*Directions*:
Of all the lines in the data below, how many contain "personnage"? Report that number alone.

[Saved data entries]
######

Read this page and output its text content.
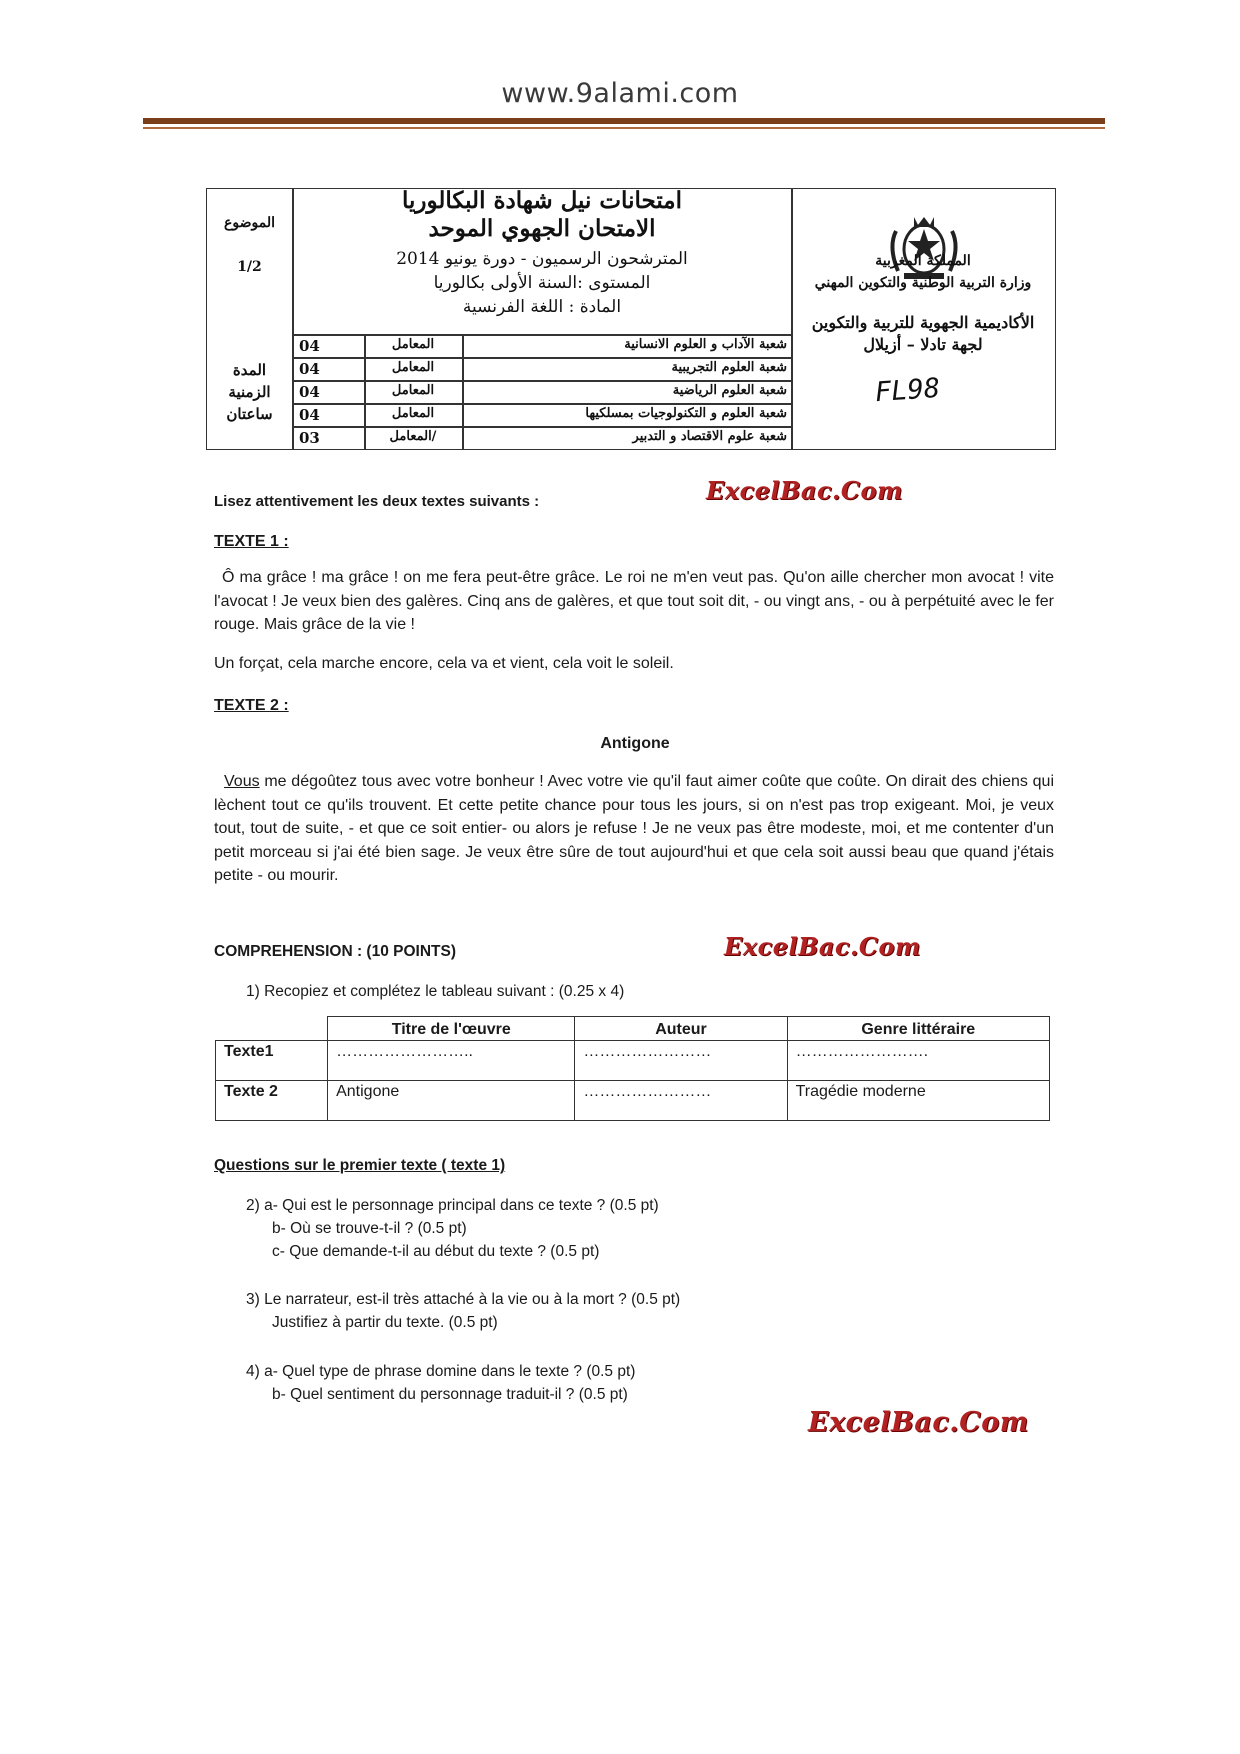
www.9alami.com
الموضوع
1/2
المدة
الزمنية
ساعتان
امتحانات نيل شهادة البكالوريا
الامتحان الجهوي الموحد
المترشحون الرسميون - دورة يونيو 2014
المستوى :السنة الأولى بكالوريا
المادة : اللغة الفرنسية
04	المعامل	شعبة الآداب و العلوم الانسانية
04	المعامل	شعبة العلوم التجريبية
04	المعامل	شعبة العلوم الرياضية
04	المعامل	شعبة العلوم و التكنولوجيات بمسلكيها
03	/المعامل	شعبة علوم الاقتصاد و التدبير
المملكة المغربية
وزارة التربية الوطنية والتكوين المهني
الأكاديمية الجهوية للتربية والتكوين
لجهة تادلا – أزيلال
FL98
ExcelBac.Com
ExcelBac.Com
ExcelBac.Com
Lisez attentivement les deux textes suivants :
TEXTE 1 :
Ô ma grâce ! ma grâce ! on me fera peut-être grâce. Le roi ne m'en veut pas. Qu'on aille chercher mon avocat ! vite l'avocat ! Je veux bien des galères. Cinq ans de galères, et que tout soit dit, - ou vingt ans, - ou à perpétuité avec le fer rouge. Mais grâce de la vie !
Un forçat, cela marche encore, cela va et vient, cela voit le soleil.
TEXTE 2 :
Antigone
Vous me dégoûtez tous avec votre bonheur ! Avec votre vie qu'il faut aimer coûte que coûte. On dirait des chiens qui lèchent tout ce qu'ils trouvent. Et cette petite chance pour tous les jours, si on n'est pas trop exigeant. Moi, je veux tout, tout de suite, - et que ce soit entier- ou alors je refuse ! Je ne veux pas être modeste, moi, et me contenter d'un petit morceau si j'ai été bien sage. Je veux être sûre de tout aujourd'hui et que cela soit aussi beau que quand j'étais petite - ou mourir.
COMPREHENSION : (10 POINTS)
1) Recopiez et complétez le tableau suivant : (0.25 x 4)
	Titre de l'œuvre	Auteur	Genre littéraire
Texte1	……………………..	……………………	…………………….
Texte 2	Antigone	……………………	Tragédie moderne
Questions sur le premier texte ( texte 1)
2) a- Qui est le personnage principal dans ce texte ? (0.5 pt)
b- Où se trouve-t-il ? (0.5 pt)
c- Que demande-t-il au début du texte ? (0.5 pt)
3) Le narrateur, est-il très attaché à la vie ou à la mort ? (0.5 pt)
Justifiez à partir du texte. (0.5 pt)
4) a- Quel type de phrase domine dans le texte ? (0.5 pt)
b- Quel sentiment du personnage traduit-il ? (0.5 pt)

######

*Solution to this task*:
2